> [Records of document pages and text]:
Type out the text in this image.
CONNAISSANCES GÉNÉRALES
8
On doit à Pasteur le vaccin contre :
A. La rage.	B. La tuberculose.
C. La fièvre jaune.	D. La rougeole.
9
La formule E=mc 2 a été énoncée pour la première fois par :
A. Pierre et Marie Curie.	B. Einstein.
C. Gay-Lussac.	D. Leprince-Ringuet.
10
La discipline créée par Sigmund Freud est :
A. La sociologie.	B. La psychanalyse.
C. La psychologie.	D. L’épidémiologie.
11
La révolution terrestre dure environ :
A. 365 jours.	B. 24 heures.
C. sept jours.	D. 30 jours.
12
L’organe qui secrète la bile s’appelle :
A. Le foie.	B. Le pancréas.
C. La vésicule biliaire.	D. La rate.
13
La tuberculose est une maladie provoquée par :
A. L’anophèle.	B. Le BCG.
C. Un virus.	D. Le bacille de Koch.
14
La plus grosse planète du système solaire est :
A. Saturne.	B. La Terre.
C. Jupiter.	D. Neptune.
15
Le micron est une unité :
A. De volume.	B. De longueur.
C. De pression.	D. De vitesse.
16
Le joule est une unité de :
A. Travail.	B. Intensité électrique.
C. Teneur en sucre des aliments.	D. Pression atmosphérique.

> [The problem]: Reproduce the records above in full and with exact wording.

> [Your response]:
Type out the text in this image.
CONNAISSANCES GÉNÉRALES
8
On doit à Pasteur le vaccin contre :
A. La rage.	B. La tuberculose.
C. La fièvre jaune.	D. La rougeole.
9
La formule E=mc 2 a été énoncée pour la première fois par :
A. Pierre et Marie Curie.	B. Einstein.
C. Gay-Lussac.	D. Leprince-Ringuet.
10
La discipline créée par Sigmund Freud est :
A. La sociologie.	B. La psychanalyse.
C. La psychologie.	D. L’épidémiologie.
11
La révolution terrestre dure environ :
A. 365 jours.	B. 24 heures.
C. sept jours.	D. 30 jours.
12
L’organe qui secrète la bile s’appelle :
A. Le foie.	B. Le pancréas.
C. La vésicule biliaire.	D. La rate.
13
La tuberculose est une maladie provoquée par :
A. L’anophèle.	B. Le BCG.
C. Un virus.	D. Le bacille de Koch.
14
La plus grosse planète du système solaire est :
A. Saturne.	B. La Terre.
C. Jupiter.	D. Neptune.
15
Le micron est une unité :
A. De volume.	B. De longueur.
C. De pression.	D. De vitesse.
16
Le joule est une unité de :
A. Travail.	B. Intensité électrique.
C. Teneur en sucre des aliments.	D. Pression atmosphérique.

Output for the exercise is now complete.